-------- Task inputs

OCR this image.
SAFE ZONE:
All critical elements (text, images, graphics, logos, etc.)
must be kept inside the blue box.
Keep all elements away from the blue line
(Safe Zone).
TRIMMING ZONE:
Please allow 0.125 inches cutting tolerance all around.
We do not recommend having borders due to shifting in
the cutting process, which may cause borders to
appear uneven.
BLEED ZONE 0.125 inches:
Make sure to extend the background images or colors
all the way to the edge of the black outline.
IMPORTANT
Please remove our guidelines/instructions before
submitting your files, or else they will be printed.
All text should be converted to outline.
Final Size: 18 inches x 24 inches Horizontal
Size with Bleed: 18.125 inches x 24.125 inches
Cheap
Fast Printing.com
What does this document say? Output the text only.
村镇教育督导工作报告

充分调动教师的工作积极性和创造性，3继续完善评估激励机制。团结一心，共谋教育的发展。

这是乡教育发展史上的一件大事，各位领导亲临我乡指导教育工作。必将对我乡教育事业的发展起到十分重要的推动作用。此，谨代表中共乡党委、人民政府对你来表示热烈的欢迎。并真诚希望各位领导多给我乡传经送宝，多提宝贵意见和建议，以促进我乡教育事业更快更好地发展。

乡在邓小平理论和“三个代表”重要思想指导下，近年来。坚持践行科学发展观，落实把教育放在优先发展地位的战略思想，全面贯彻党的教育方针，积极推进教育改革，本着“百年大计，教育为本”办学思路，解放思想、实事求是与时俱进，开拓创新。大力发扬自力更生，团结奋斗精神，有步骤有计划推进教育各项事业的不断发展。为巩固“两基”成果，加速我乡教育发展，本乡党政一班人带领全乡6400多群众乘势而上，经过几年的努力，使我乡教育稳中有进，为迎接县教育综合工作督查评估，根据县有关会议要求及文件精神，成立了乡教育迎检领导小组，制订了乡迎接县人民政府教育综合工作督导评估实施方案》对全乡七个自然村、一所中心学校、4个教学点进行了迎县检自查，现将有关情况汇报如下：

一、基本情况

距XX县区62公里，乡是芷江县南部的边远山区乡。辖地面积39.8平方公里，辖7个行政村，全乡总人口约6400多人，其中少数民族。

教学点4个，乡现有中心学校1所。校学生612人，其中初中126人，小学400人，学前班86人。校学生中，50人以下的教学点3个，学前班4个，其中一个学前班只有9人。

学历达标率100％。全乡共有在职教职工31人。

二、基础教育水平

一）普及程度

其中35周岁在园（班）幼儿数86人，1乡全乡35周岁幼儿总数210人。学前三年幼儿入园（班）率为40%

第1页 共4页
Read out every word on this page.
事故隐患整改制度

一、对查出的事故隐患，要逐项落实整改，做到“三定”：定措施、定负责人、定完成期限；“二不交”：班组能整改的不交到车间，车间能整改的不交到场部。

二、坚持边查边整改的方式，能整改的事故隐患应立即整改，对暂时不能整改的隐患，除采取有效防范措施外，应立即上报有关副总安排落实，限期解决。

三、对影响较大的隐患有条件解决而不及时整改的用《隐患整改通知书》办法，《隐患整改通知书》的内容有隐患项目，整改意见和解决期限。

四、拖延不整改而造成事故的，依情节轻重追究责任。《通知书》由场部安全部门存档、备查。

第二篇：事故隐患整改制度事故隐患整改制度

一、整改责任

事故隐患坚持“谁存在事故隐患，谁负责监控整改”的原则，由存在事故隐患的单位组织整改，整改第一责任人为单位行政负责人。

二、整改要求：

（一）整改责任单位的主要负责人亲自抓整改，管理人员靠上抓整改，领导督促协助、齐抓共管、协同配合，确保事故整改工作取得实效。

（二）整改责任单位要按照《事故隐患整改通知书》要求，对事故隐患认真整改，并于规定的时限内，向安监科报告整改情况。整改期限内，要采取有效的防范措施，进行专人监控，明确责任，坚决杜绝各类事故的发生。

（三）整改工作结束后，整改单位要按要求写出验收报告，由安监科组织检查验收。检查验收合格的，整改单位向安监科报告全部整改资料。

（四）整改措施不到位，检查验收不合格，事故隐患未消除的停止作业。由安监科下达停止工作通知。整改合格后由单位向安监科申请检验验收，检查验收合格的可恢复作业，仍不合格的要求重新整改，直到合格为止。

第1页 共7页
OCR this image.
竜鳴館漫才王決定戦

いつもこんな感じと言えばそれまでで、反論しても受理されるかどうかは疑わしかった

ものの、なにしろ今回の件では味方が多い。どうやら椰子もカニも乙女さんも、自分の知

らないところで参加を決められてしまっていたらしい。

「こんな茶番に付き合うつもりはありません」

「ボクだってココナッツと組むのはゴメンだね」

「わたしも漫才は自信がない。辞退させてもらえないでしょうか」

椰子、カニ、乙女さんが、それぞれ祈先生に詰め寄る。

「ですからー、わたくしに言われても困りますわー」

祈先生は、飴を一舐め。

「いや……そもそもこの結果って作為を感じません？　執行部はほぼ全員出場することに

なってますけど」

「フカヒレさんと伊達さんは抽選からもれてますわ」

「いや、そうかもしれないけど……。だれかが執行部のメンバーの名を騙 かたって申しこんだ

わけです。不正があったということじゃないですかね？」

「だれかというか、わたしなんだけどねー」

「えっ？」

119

----------------

● **Stated goal**
Once more, set down the full listing, verbatim.

● **Complete output**
OCR this image.
SAFE ZONE:
All critical elements (text, images, graphics, logos, etc.)
must be kept inside the blue box.
Keep all elements away from the blue line
(Safe Zone).
TRIMMING ZONE:
Please allow 0.125 inches cutting tolerance all around.
We do not recommend having borders due to shifting in
the cutting process, which may cause borders to
appear uneven.
BLEED ZONE 0.125 inches:
Make sure to extend the background images or colors
all the way to the edge of the black outline.
IMPORTANT
Please remove our guidelines/instructions before
submitting your files, or else they will be printed.
All text should be converted to outline.
Final Size: 18 inches x 24 inches Horizontal
Size with Bleed: 18.125 inches x 24.125 inches
Cheap
Fast Printing.com
What does this document say? Output the text only.
村镇教育督导工作报告

充分调动教师的工作积极性和创造性，3继续完善评估激励机制。团结一心，共谋教育的发展。

这是乡教育发展史上的一件大事，各位领导亲临我乡指导教育工作。必将对我乡教育事业的发展起到十分重要的推动作用。此，谨代表中共乡党委、人民政府对你来表示热烈的欢迎。并真诚希望各位领导多给我乡传经送宝，多提宝贵意见和建议，以促进我乡教育事业更快更好地发展。

乡在邓小平理论和“三个代表”重要思想指导下，近年来。坚持践行科学发展观，落实把教育放在优先发展地位的战略思想，全面贯彻党的教育方针，积极推进教育改革，本着“百年大计，教育为本”办学思路，解放思想、实事求是与时俱进，开拓创新。大力发扬自力更生，团结奋斗精神，有步骤有计划推进教育各项事业的不断发展。为巩固“两基”成果，加速我乡教育发展，本乡党政一班人带领全乡6400多群众乘势而上，经过几年的努力，使我乡教育稳中有进，为迎接县教育综合工作督查评估，根据县有关会议要求及文件精神，成立了乡教育迎检领导小组，制订了乡迎接县人民政府教育综合工作督导评估实施方案》对全乡七个自然村、一所中心学校、4个教学点进行了迎县检自查，现将有关情况汇报如下：

一、基本情况

距XX县区62公里，乡是芷江县南部的边远山区乡。辖地面积39.8平方公里，辖7个行政村，全乡总人口约6400多人，其中少数民族。

教学点4个，乡现有中心学校1所。校学生612人，其中初中126人，小学400人，学前班86人。校学生中，50人以下的教学点3个，学前班4个，其中一个学前班只有9人。

学历达标率100％。全乡共有在职教职工31人。

二、基础教育水平

一）普及程度

其中35周岁在园（班）幼儿数86人，1乡全乡35周岁幼儿总数210人。学前三年幼儿入园（班）率为40%

第1页 共4页
Read out every word on this page.
事故隐患整改制度

一、对查出的事故隐患，要逐项落实整改，做到“三定”：定措施、定负责人、定完成期限；“二不交”：班组能整改的不交到车间，车间能整改的不交到场部。

二、坚持边查边整改的方式，能整改的事故隐患应立即整改，对暂时不能整改的隐患，除采取有效防范措施外，应立即上报有关副总安排落实，限期解决。

三、对影响较大的隐患有条件解决而不及时整改的用《隐患整改通知书》办法，《隐患整改通知书》的内容有隐患项目，整改意见和解决期限。

四、拖延不整改而造成事故的，依情节轻重追究责任。《通知书》由场部安全部门存档、备查。

第二篇：事故隐患整改制度事故隐患整改制度

一、整改责任

事故隐患坚持“谁存在事故隐患，谁负责监控整改”的原则，由存在事故隐患的单位组织整改，整改第一责任人为单位行政负责人。

二、整改要求：

（一）整改责任单位的主要负责人亲自抓整改，管理人员靠上抓整改，领导督促协助、齐抓共管、协同配合，确保事故整改工作取得实效。

（二）整改责任单位要按照《事故隐患整改通知书》要求，对事故隐患认真整改，并于规定的时限内，向安监科报告整改情况。整改期限内，要采取有效的防范措施，进行专人监控，明确责任，坚决杜绝各类事故的发生。

（三）整改工作结束后，整改单位要按要求写出验收报告，由安监科组织检查验收。检查验收合格的，整改单位向安监科报告全部整改资料。

（四）整改措施不到位，检查验收不合格，事故隐患未消除的停止作业。由安监科下达停止工作通知。整改合格后由单位向安监科申请检验验收，检查验收合格的可恢复作业，仍不合格的要求重新整改，直到合格为止。

第1页 共7页
OCR this image.
竜鳴館漫才王決定戦

いつもこんな感じと言えばそれまでで、反論しても受理されるかどうかは疑わしかった

ものの、なにしろ今回の件では味方が多い。どうやら椰子もカニも乙女さんも、自分の知

らないところで参加を決められてしまっていたらしい。

「こんな茶番に付き合うつもりはありません」

「ボクだってココナッツと組むのはゴメンだね」

「わたしも漫才は自信がない。辞退させてもらえないでしょうか」

椰子、カニ、乙女さんが、それぞれ祈先生に詰め寄る。

「ですからー、わたくしに言われても困りますわー」

祈先生は、飴を一舐め。

「いや……そもそもこの結果って作為を感じません？　執行部はほぼ全員出場することに

なってますけど」

「フカヒレさんと伊達さんは抽選からもれてますわ」

「いや、そうかもしれないけど……。だれかが執行部のメンバーの名を騙 かたって申しこんだ

わけです。不正があったということじゃないですかね？」

「だれかというか、わたしなんだけどねー」

「えっ？」

119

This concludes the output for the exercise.